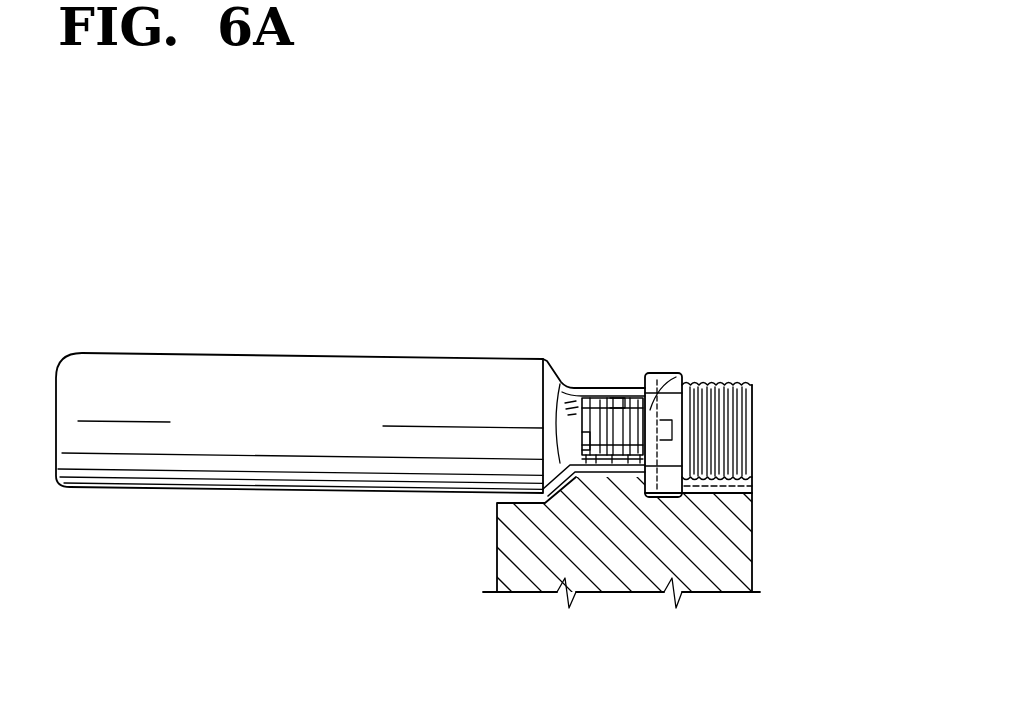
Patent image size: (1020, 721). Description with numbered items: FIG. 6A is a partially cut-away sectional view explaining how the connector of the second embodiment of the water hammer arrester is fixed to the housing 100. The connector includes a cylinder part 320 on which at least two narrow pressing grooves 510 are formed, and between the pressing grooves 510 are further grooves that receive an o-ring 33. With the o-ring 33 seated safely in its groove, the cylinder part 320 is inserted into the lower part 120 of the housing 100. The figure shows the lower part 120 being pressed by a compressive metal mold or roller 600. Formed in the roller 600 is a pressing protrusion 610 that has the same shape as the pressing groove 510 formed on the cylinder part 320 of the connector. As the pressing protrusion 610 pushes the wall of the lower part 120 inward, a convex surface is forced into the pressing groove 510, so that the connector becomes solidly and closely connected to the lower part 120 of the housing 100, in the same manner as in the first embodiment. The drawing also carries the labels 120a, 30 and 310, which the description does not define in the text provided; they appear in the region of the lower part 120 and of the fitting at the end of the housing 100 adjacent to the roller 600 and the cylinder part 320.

------------------------------------

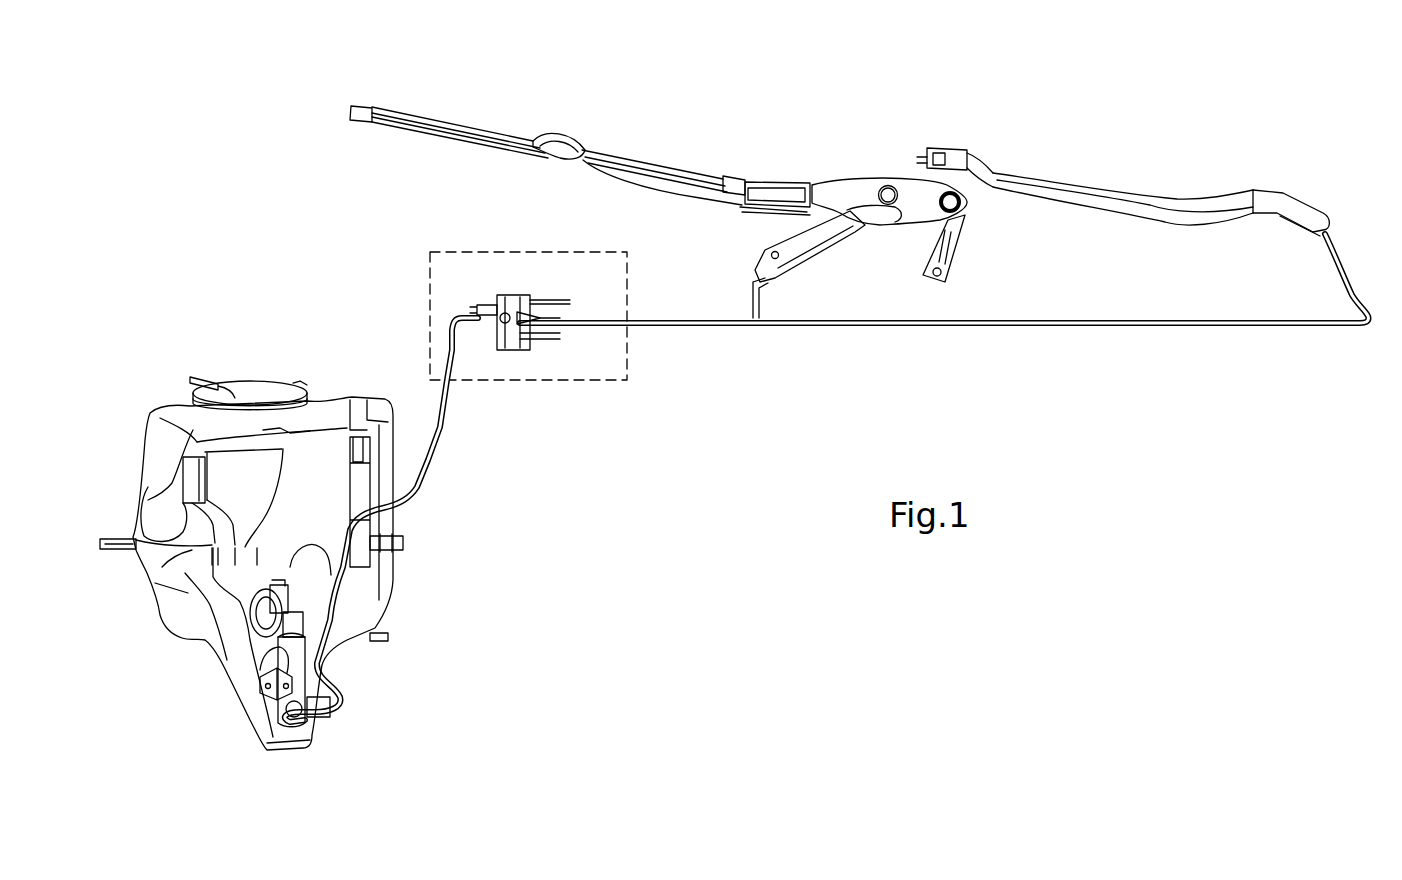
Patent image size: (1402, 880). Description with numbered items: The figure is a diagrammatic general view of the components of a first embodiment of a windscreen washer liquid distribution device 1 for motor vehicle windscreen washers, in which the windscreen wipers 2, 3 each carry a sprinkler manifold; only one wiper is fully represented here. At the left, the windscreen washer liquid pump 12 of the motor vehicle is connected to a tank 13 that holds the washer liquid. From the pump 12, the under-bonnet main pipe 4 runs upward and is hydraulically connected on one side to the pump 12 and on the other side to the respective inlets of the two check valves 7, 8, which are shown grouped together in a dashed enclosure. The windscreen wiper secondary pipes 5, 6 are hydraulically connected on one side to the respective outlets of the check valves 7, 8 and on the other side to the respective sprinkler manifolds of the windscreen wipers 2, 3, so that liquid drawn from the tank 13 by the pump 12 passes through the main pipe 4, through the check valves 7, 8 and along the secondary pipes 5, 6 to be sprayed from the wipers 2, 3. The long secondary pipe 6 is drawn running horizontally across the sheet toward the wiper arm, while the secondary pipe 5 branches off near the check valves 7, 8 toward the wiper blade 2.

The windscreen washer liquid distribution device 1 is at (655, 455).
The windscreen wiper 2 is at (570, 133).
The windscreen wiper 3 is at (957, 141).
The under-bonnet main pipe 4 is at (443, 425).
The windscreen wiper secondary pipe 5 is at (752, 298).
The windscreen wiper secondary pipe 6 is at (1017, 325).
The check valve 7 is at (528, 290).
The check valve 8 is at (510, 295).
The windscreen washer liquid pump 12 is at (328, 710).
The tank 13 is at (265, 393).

------------------------------------

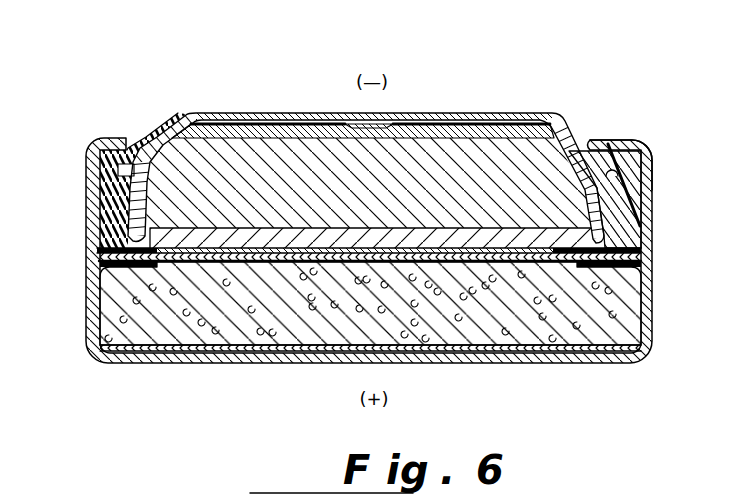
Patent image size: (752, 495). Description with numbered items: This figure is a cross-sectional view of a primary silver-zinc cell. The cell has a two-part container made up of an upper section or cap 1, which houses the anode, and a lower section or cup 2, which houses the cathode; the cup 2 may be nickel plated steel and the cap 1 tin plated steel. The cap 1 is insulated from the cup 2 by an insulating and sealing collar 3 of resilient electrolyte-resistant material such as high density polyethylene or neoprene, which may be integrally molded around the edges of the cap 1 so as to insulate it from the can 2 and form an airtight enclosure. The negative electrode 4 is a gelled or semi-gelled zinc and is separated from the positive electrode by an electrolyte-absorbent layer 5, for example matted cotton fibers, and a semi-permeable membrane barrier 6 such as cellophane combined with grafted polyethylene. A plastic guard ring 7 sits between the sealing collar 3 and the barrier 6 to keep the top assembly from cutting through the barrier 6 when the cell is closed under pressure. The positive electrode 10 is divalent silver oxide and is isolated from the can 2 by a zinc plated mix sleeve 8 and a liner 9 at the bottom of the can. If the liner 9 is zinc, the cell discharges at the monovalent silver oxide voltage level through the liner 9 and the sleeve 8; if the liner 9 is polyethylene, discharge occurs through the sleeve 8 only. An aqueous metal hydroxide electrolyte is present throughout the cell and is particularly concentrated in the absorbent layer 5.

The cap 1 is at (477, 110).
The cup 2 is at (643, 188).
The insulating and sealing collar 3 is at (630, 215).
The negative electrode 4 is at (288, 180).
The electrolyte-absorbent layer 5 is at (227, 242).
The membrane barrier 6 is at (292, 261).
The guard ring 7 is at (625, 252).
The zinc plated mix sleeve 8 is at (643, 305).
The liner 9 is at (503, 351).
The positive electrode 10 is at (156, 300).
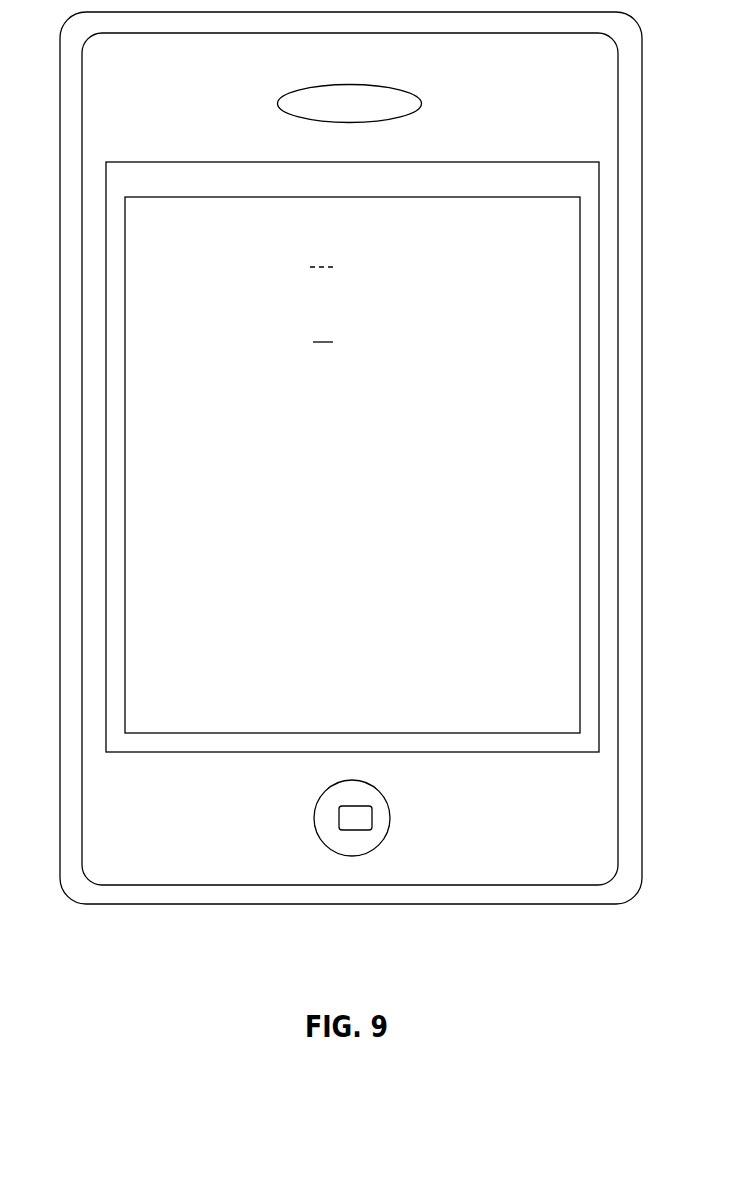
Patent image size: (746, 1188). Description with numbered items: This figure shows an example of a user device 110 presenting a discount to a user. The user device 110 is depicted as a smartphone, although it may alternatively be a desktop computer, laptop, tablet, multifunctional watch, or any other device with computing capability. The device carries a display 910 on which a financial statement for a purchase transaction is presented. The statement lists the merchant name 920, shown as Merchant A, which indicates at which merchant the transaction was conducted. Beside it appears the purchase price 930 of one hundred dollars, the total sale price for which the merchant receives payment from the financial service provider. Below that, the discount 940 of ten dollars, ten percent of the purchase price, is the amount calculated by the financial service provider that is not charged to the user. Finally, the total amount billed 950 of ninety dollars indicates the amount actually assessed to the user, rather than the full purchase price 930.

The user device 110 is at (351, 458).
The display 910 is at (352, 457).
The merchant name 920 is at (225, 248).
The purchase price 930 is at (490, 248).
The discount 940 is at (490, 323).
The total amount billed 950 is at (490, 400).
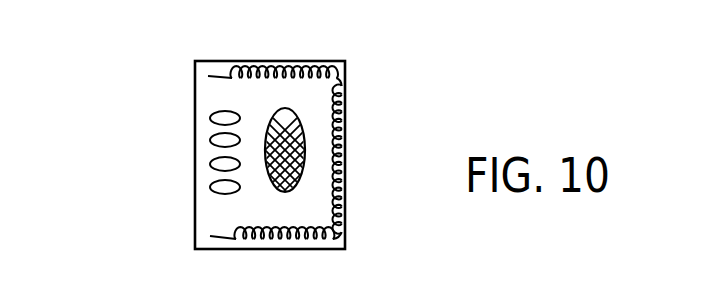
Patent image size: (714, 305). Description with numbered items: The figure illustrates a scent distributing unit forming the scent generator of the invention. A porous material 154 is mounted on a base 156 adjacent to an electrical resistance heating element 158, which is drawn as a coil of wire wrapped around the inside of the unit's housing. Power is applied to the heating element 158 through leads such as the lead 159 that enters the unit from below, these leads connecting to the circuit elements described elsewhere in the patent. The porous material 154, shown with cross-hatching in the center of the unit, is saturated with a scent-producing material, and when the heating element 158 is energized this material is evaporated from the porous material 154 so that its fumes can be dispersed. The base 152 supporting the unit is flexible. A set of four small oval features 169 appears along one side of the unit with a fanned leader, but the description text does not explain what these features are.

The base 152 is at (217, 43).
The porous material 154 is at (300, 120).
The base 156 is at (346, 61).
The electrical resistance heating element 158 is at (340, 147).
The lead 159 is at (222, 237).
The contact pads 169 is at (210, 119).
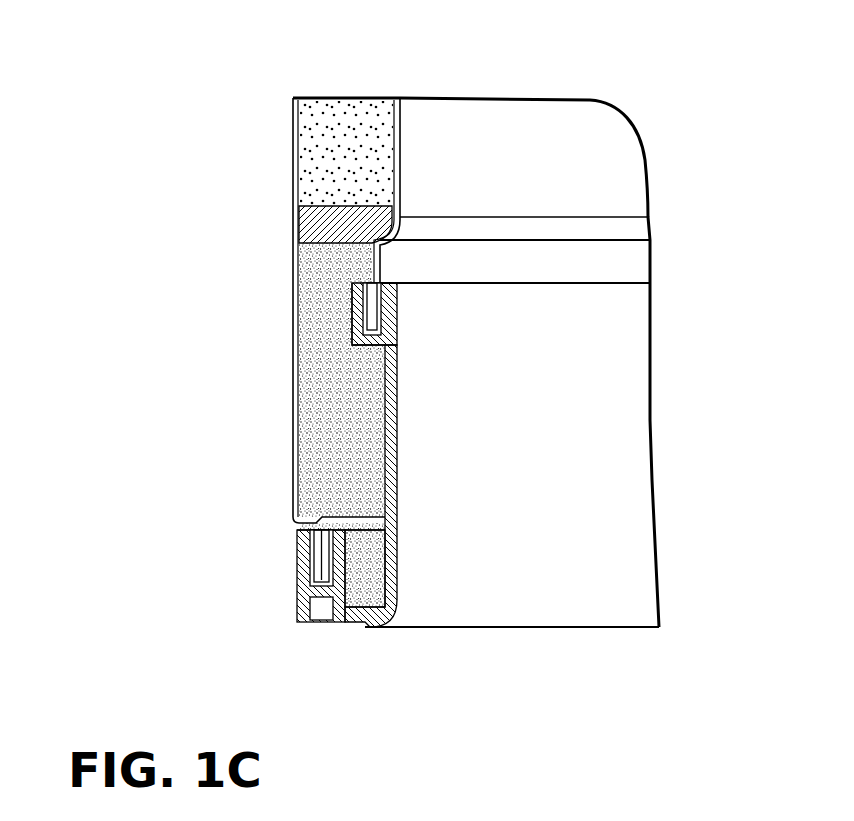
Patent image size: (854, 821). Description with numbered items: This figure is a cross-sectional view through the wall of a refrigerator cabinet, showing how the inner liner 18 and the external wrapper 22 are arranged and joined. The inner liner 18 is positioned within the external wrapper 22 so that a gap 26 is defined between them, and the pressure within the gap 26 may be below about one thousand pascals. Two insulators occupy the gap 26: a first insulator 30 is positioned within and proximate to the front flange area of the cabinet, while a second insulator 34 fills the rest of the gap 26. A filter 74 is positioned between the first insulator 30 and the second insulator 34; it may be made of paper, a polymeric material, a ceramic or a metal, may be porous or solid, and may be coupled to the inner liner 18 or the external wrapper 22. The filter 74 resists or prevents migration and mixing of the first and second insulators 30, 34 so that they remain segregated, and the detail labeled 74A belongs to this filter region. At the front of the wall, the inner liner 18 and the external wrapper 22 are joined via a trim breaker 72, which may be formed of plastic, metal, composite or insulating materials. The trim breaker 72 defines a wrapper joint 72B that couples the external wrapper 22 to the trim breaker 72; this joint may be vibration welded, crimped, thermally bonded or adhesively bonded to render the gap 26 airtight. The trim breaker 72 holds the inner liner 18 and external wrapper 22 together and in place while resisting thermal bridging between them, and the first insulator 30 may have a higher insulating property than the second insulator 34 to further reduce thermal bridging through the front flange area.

------------------------------------

**Do this:**
Reproduce word for word the lines from the one containing "Patent image size: (746, 1188)." up to and including the one containing "The total amount billed 950 is at (490, 400).".

**Response below:**
Patent image size: (746, 1188). Description with numbered items: This figure shows an example of a user device 110 presenting a discount to a user. The user device 110 is depicted as a smartphone, although it may alternatively be a desktop computer, laptop, tablet, multifunctional watch, or any other device with computing capability. The device carries a display 910 on which a financial statement for a purchase transaction is presented. The statement lists the merchant name 920, shown as Merchant A, which indicates at which merchant the transaction was conducted. Beside it appears the purchase price 930 of one hundred dollars, the total sale price for which the merchant receives payment from the financial service provider. Below that, the discount 940 of ten dollars, ten percent of the purchase price, is the amount calculated by the financial service provider that is not charged to the user. Finally, the total amount billed 950 of ninety dollars indicates the amount actually assessed to the user, rather than the full purchase price 930.

The user device 110 is at (351, 458).
The display 910 is at (352, 457).
The merchant name 920 is at (225, 248).
The purchase price 930 is at (490, 248).
The discount 940 is at (490, 323).
The total amount billed 950 is at (490, 400).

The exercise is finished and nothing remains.